**Task to carry out:** Look through the lines below and extract each one that contains "JSON".

**Data excerpts:**
————————

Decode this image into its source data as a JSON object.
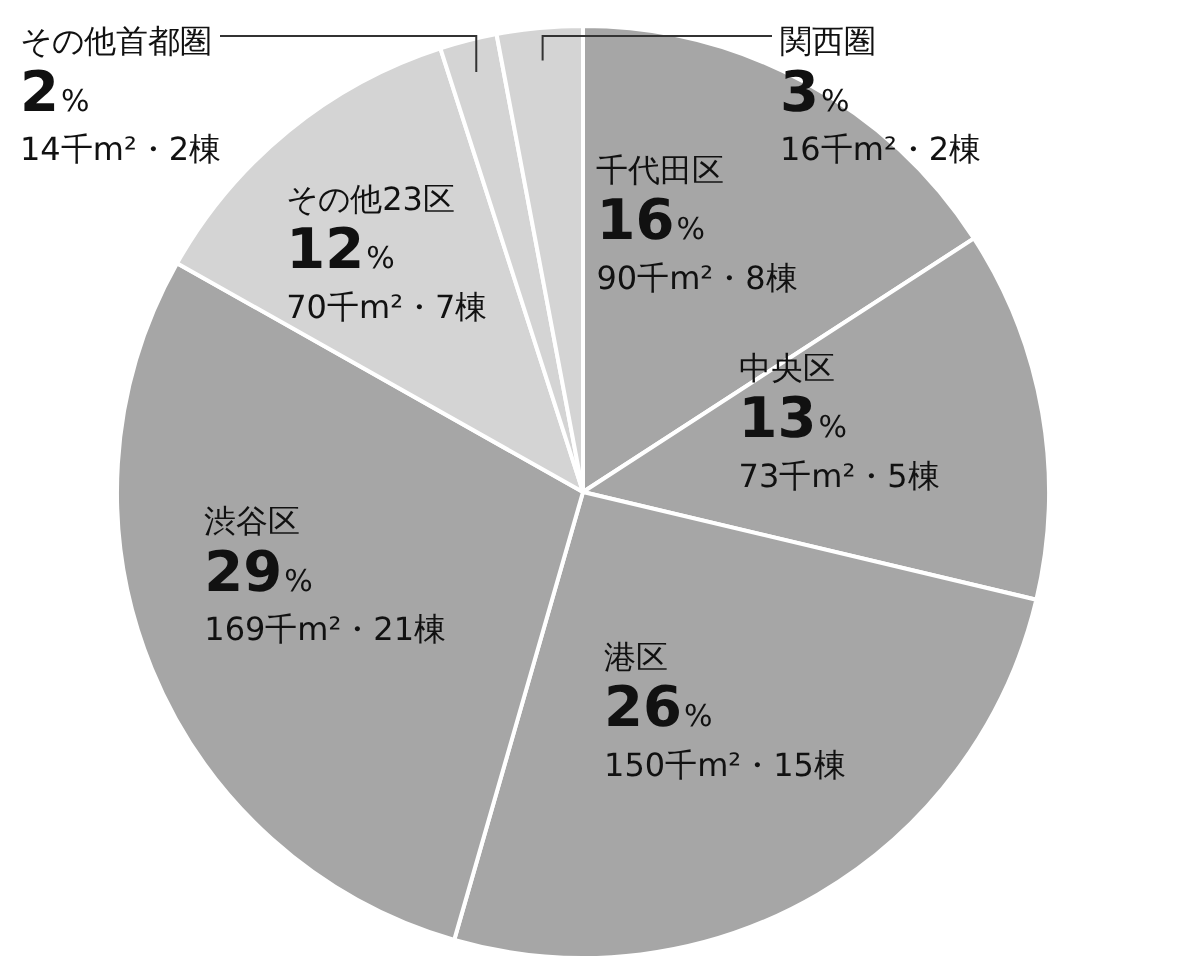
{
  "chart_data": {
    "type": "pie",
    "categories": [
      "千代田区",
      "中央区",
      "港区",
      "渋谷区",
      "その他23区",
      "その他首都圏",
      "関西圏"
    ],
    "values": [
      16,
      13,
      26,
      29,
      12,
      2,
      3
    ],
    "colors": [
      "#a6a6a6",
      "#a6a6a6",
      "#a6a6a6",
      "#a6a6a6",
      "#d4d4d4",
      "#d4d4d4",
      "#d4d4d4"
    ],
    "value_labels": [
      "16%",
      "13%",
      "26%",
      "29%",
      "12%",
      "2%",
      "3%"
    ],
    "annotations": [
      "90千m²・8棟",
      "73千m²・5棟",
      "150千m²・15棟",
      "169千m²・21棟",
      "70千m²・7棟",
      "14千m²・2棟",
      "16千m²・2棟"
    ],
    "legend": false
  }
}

————————

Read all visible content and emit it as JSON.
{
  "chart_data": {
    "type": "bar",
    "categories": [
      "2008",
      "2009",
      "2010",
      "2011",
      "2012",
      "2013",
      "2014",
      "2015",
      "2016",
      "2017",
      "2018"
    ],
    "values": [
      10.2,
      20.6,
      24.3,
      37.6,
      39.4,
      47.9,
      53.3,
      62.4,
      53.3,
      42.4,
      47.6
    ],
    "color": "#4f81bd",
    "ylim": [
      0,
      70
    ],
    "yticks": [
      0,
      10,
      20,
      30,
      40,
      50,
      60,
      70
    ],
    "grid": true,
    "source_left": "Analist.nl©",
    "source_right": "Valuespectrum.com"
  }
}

————————

**Response below:**
Decode this image into its source data as a JSON object.
Read all visible content and emit it as JSON.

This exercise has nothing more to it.